■ **The problem**
Put the data below into a Markdown table with the columns Row and Line, giving each line its own numbered row and skipping any blank lines. Leave the picture out.

■ **Provided data**
==*==

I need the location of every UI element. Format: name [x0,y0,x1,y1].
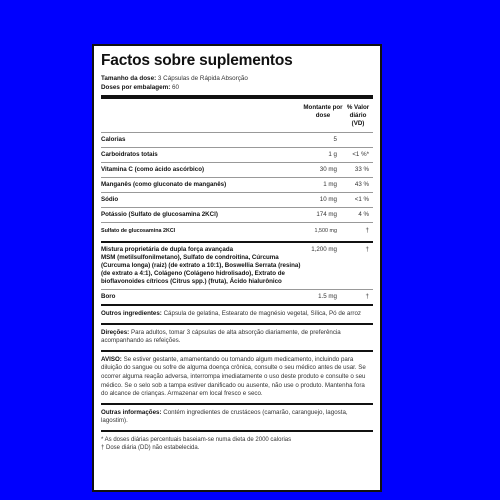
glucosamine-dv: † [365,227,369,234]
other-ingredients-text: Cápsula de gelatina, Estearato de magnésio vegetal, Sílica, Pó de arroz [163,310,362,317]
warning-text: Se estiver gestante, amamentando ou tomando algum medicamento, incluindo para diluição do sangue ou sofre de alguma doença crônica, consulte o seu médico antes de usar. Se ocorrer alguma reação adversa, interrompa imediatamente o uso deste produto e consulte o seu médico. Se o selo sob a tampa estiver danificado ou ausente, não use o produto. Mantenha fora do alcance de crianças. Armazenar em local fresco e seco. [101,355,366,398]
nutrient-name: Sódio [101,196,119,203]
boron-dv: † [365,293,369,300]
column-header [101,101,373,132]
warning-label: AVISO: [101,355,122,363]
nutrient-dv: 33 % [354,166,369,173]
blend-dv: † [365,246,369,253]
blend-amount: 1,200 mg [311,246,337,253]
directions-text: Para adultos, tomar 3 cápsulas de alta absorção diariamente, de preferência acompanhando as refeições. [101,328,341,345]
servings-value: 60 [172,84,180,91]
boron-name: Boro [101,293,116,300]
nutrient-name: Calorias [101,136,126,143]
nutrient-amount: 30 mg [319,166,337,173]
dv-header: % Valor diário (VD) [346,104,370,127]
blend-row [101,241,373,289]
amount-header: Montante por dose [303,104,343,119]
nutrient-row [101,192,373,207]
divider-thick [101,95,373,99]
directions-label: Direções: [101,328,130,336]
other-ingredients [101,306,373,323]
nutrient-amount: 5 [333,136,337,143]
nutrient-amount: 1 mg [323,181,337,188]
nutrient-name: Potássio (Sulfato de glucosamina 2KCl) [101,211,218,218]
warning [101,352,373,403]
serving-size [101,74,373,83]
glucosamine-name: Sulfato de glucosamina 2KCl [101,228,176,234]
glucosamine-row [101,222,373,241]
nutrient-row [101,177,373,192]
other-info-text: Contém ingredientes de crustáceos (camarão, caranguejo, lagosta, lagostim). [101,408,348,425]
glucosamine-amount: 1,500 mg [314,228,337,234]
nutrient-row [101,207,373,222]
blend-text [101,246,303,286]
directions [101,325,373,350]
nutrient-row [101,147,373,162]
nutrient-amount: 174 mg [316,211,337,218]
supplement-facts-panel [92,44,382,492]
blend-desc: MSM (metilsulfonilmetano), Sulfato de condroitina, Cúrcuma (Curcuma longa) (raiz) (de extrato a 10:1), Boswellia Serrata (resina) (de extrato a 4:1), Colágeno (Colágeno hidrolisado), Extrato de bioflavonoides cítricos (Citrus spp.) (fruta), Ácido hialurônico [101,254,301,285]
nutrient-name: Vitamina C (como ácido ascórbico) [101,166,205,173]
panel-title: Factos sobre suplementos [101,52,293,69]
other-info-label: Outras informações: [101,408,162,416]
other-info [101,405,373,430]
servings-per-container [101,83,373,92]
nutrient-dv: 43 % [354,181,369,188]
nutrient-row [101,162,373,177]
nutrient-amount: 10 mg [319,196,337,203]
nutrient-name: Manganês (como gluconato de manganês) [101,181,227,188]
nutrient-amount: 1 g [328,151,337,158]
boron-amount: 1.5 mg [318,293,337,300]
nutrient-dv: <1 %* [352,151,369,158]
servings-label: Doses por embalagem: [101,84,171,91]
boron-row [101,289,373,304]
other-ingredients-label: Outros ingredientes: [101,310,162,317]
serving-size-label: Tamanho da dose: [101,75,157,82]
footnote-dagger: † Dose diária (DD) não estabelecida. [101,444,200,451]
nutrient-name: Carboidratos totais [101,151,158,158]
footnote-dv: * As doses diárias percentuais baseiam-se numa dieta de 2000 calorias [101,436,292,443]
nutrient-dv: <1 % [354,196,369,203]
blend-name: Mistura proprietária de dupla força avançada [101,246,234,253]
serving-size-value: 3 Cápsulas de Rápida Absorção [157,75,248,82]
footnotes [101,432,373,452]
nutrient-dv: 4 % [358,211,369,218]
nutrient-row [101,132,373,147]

==*==

■ **Output below**
| Row | Line |
|---|---|
| 1 | I need the location of every UI element. Format: name [x0,y0,x1,y1]. |
| 2 | glucosamine-dv: † [365,227,369,234] |
| 3 | other-ingredients-text: Cápsula de gelatina, Estearato de magnésio vegetal, Sílica, Pó de arroz [163,310,362,317] |
| 4 | warning-text: Se estiver gestante, amamentando ou tomando algum medicamento, incluindo para diluição do sangue ou sofre de alguma doença crônica, consulte o seu médico antes de usar. Se ocorrer alguma reação adversa, interrompa imediatamente o uso deste produto e consulte o seu médico. Se o selo sob a tampa estiver danificado ou ausente, não use o produto. Mantenha fora do alcance de crianças. Armazenar em local fresco e seco. [101,355,366,398] |
| 5 | nutrient-name: Sódio [101,196,119,203] |
| 6 | boron-dv: † [365,293,369,300] |
| 7 | column-header [101,101,373,132] |
| 8 | warning-label: AVISO: [101,355,122,363] |
| 9 | nutrient-dv: 33 % [354,166,369,173] |
| 10 | blend-dv: † [365,246,369,253] |
| 11 | blend-amount: 1,200 mg [311,246,337,253] |
| 12 | directions-text: Para adultos, tomar 3 cápsulas de alta absorção diariamente, de preferência acompanhando as refeições. [101,328,341,345] |
| 13 | servings-value: 60 [172,84,180,91] |
| 14 | boron-name: Boro [101,293,116,300] |
| 15 | nutrient-name: Calorias [101,136,126,143] |
| 16 | nutrient-amount: 30 mg [319,166,337,173] |
| 17 | dv-header: % Valor diário (VD) [346,104,370,127] |
| 18 | blend-row [101,241,373,289] |
| 19 | amount-header: Montante por dose [303,104,343,119] |
| 20 | nutrient-row [101,192,373,207] |
| 21 | divider-thick [101,95,373,99] |
| 22 | directions-label: Direções: [101,328,130,336] |
| 23 | other-ingredients [101,306,373,323] |
| 24 | nutrient-amount: 5 [333,136,337,143] |
| 25 | nutrient-amount: 1 mg [323,181,337,188] |
| 26 | nutrient-name: Potássio (Sulfato de glucosamina 2KCl) [101,211,218,218] |
| 27 | warning [101,352,373,403] |
| 28 | serving-size [101,74,373,83] |
| 29 | glucosamine-name: Sulfato de glucosamina 2KCl [101,228,176,234] |
| 30 | glucosamine-row [101,222,373,241] |
| 31 | nutrient-row [101,177,373,192] |
| 32 | other-info-text: Contém ingredientes de crustáceos (camarão, caranguejo, lagosta, lagostim). [101,408,348,425] |
| 33 | glucosamine-amount: 1,500 mg [314,228,337,234] |
| 34 | nutrient-row [101,207,373,222] |
| 35 | blend-text [101,246,303,286] |
| 36 | directions [101,325,373,350] |
| 37 | nutrient-row [101,147,373,162] |
| 38 | nutrient-amount: 174 mg [316,211,337,218] |
| 39 | supplement-facts-panel [92,44,382,492] |
| 40 | blend-desc: MSM (metilsulfonilmetano), Sulfato de condroitina, Cúrcuma (Curcuma longa) (raiz) (de extrato a 10:1), Boswellia Serrata (resina) (de extrato a 4:1), Colágeno (Colágeno hidrolisado), Extrato de bioflavonoides cítricos (Citrus spp.) (fruta), Ácido hialurônico [101,254,301,285] |
| 41 | nutrient-name: Vitamina C (como ácido ascórbico) [101,166,205,173] |
| 42 | panel-title: Factos sobre suplementos [101,52,293,69] |
| 43 | other-info-label: Outras informações: [101,408,162,416] |
| 44 | other-info [101,405,373,430] |
| 45 | servings-per-container [101,83,373,92] |
| 46 | nutrient-dv: 43 % [354,181,369,188] |
| 47 | nutrient-row [101,162,373,177] |
| 48 | nutrient-amount: 10 mg [319,196,337,203] |
| 49 | nutrient-name: Manganês (como gluconato de manganês) [101,181,227,188] |
| 50 | nutrient-amount: 1 g [328,151,337,158] |
| 51 | boron-amount: 1.5 mg [318,293,337,300] |
| 52 | nutrient-dv: <1 %* [352,151,369,158] |
| 53 | servings-label: Doses por embalagem: [101,84,171,91] |
| 54 | boron-row [101,289,373,304] |
| 55 | other-ingredients-label: Outros ingredientes: [101,310,162,317] |
| 56 | serving-size-label: Tamanho da dose: [101,75,157,82] |
| 57 | footnote-dagger: † Dose diária (DD) não estabelecida. [101,444,200,451] |
| 58 | nutrient-name: Carboidratos totais [101,151,158,158] |
| 59 | footnote-dv: * As doses diárias percentuais baseiam-se numa dieta de 2000 calorias [101,436,292,443] |
| 60 | nutrient-dv: <1 % [354,196,369,203] |
| 61 | blend-name: Mistura proprietária de dupla força avançada [101,246,234,253] |
| 62 | serving-size-value: 3 Cápsulas de Rápida Absorção [157,75,248,82] |
| 63 | footnotes [101,432,373,452] |
| 64 | nutrient-dv: 4 % [358,211,369,218] |
| 65 | nutrient-row [101,132,373,147] |